SET OF TASKS:
1/ In the fly-fishing thread below, what reason does the reply give for tying a short steel or heavy mono leader in front of the fly? Answer in one to three sentences.
2/ Answer these questions from the fly-fishing thread below, one per line:
(a) What kind of boat does the first poster own?
(b) Which launch would put a boater right at the Inter-coastal?
(c) What rod weight range does the reply suggest for topwater flies?
3/ The fly-fishing thread below says some things should be rinsed after a day of fishing. List all of them.
— Start PAGE EXCERPT —
# Need some Advice.



## SirTalks (Aug 7, 2015)

Hello All:
We just booked a house in the Grayton Beach area for this coming week. We've been there a few times before, and I've done a little bit of fishing from a sup in a nearby lake. I'm debating on bringing my boat this year. I have a Blue Wave center console bay boat. It's what I use to fly fish for bass and stripers in TX.
I have zero salt water boating experience. So my first concern is from a safety standpoint. My second concern is that I don't know where to even begin looking for a fishing spot. I've reached out to a couple of guides I've used to see if I could get one of them to go with me on my boat and show me the ropes. I haven't received a response yet.

Any advice on boat ramps and places to fish is greatly appreciated. I would think that given my lack of experience, I should probably stick to the inter-coastal and near shore spots. Maybe even the dock lights at night???

Any advice on safety tips and items (i.e. radio) to make me and my boat more salt water safe is also greatly appreciated.

Really appreciate the help!

Talks


----------



## wtbfishin (Dec 2, 2011)

Hogtown Bayou CR 393 & Point Washington CR 395 will be a good launch close by to get U into the bay. PT Washington will have you right at the Inter-coastal.


----------



## a (Oct 2, 2007)

*just a little info*

Pick a boat ramp on a leeward side of an inshore body of water. watch your fathometer or go slow. Look for activity of any sort, birds are good. Flowing (stronger tides) water and early morning, late afternoon topwater flies are good on a 6-9wt rod with a wf line.... Specks, reds, blues and ladyfish lots of blind casting

Id stay away from the gulf for now....if you venture ...a "wisp" of sevin strand steel leader will protect yur fly from the toothed varieties so common this time of year. Or even just 6" of 40lb mono in front of the fly. Bull reds on the beach, spanish mackeral, hardtails, ladyfish/skipjack,.....shark?! sight fish singles and schools.

Rinse rods,reels, boat and trailer when finished..
good luck....


----------



## SirTalks (Aug 7, 2015)

Thanks for the responses. Looking forward to putting them to use.


----------



## sureicanfish (Sep 30, 2007)

dock lights at night time!! tons of fun on the fly!!


----------



## wtbfishin (Dec 2, 2011)

sure said:


> dock lights at night time!! tons of fun on the fly!!


 What's the typical water depth where U hit the lights?


----------
— End PAGE EXCERPT —
— Start COLLECTED MATERIAL —
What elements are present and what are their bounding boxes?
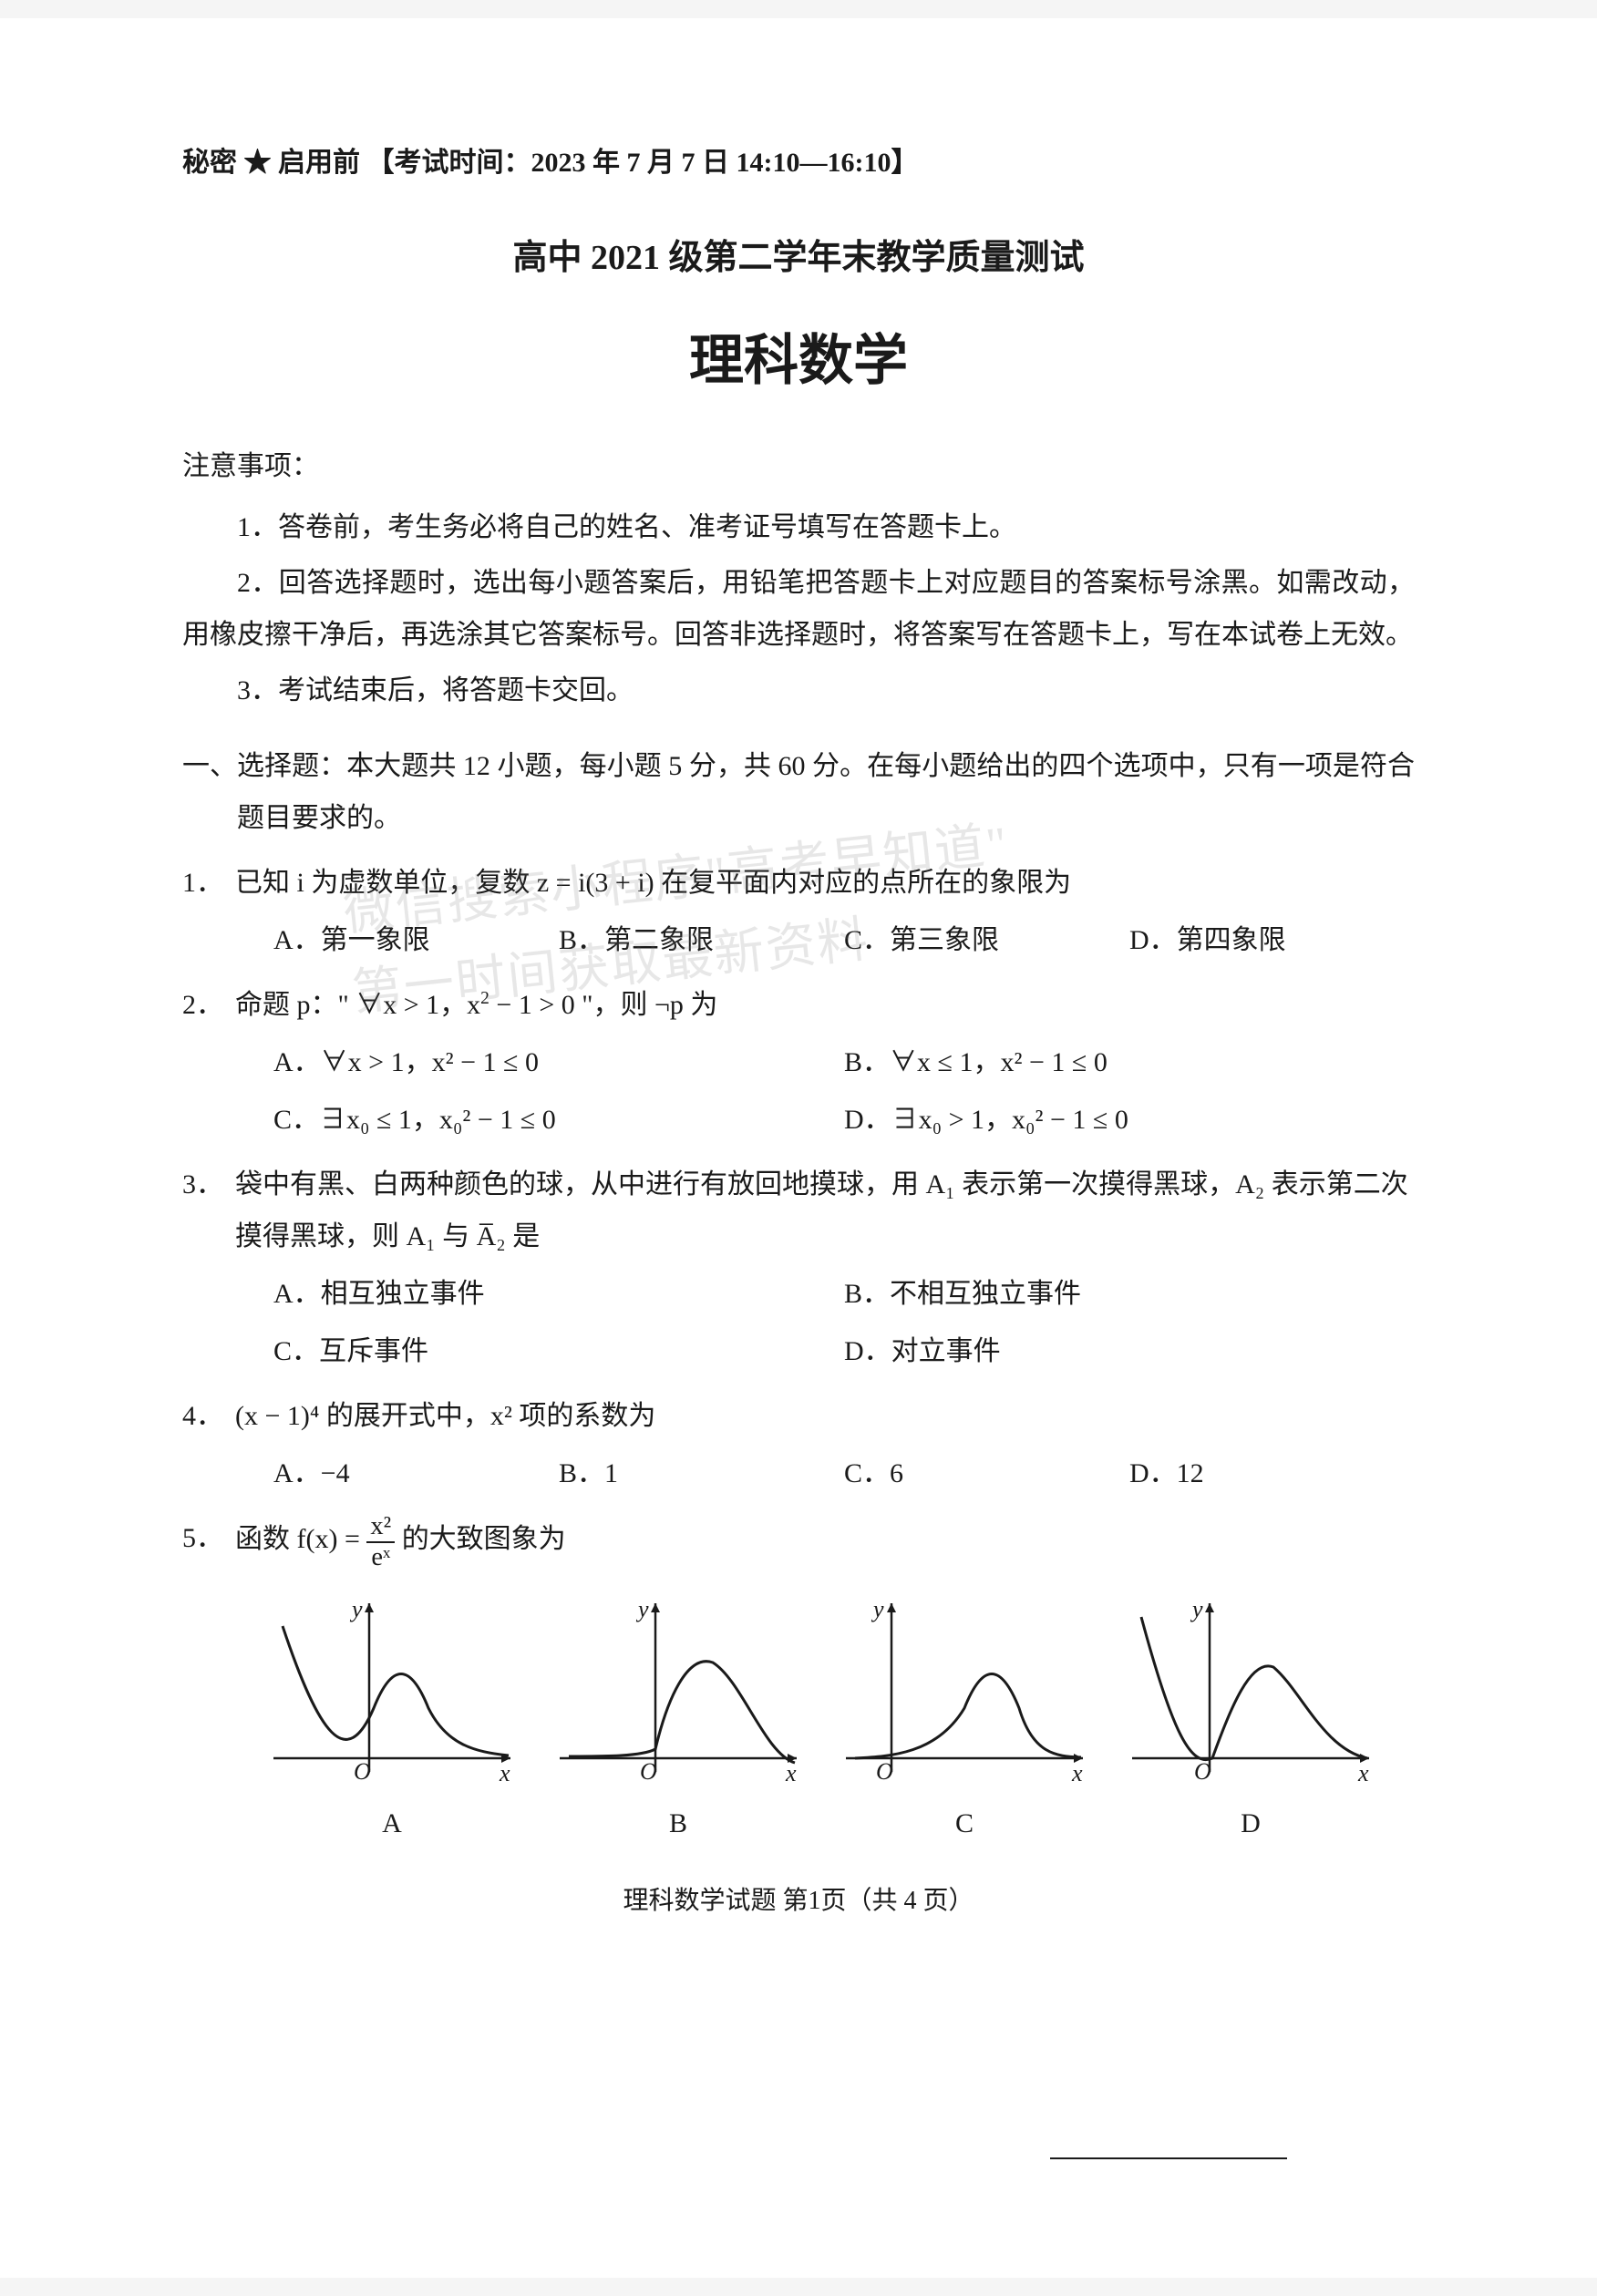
— End COLLECTED MATERIAL —
RESPONSES BY TASK:
1/ The reply says a wisp of steel leader, or even 6 inches of 40 lb mono in front of the fly, will protect the fly from the toothed fish that are so common at this time of year.

2/
(a) A Blue Wave center console bay boat.
(b) Point Washington (CR 395).
(c) A 6-9wt rod, with a WF line.

3/
- Rods
- Reels
- Boat
- Trailer